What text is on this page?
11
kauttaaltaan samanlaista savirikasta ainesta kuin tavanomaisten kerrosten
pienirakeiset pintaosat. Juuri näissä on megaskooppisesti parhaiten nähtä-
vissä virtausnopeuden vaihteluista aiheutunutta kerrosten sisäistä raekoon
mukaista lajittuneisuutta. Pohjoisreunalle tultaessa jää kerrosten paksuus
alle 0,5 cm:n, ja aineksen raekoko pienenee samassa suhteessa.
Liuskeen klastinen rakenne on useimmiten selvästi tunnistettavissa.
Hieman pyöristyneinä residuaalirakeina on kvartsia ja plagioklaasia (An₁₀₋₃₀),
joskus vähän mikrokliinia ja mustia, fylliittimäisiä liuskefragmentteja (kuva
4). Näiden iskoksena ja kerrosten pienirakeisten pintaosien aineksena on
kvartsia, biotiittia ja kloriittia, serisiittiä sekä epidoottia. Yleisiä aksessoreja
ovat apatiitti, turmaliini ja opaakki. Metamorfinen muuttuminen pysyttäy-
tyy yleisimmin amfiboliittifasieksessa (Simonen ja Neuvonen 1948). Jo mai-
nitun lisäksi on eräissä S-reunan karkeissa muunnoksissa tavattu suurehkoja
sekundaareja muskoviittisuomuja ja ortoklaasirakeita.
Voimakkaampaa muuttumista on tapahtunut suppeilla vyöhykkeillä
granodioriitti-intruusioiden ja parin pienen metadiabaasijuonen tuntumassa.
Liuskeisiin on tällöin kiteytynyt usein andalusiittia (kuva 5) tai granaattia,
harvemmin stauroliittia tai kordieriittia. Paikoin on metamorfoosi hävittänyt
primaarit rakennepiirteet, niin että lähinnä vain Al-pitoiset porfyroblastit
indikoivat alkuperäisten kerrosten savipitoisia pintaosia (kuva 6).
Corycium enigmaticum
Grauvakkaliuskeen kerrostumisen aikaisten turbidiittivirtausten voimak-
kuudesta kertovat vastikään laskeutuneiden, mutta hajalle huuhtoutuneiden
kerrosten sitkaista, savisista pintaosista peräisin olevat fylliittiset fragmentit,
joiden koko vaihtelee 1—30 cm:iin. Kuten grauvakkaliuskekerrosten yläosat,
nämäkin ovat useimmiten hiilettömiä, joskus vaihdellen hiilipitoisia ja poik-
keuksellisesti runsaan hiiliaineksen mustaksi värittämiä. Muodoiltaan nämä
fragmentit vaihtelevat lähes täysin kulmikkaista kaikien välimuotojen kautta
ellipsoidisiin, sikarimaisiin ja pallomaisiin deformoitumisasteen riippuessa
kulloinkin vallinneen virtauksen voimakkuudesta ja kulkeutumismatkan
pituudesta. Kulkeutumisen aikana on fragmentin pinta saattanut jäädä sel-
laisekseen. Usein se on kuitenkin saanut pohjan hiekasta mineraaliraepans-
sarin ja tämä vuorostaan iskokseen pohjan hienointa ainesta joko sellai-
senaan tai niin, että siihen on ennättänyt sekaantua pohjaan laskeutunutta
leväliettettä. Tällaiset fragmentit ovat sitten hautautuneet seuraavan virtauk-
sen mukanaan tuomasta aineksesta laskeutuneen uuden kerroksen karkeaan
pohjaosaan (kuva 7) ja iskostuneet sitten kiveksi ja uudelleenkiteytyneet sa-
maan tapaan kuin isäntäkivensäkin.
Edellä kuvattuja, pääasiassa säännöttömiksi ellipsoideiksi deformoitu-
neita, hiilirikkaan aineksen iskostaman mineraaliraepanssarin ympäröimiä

» **Exercise goal**
Above is a listing; report how many of its lines include the word "ainesta", giving the number only.

» **The output**
2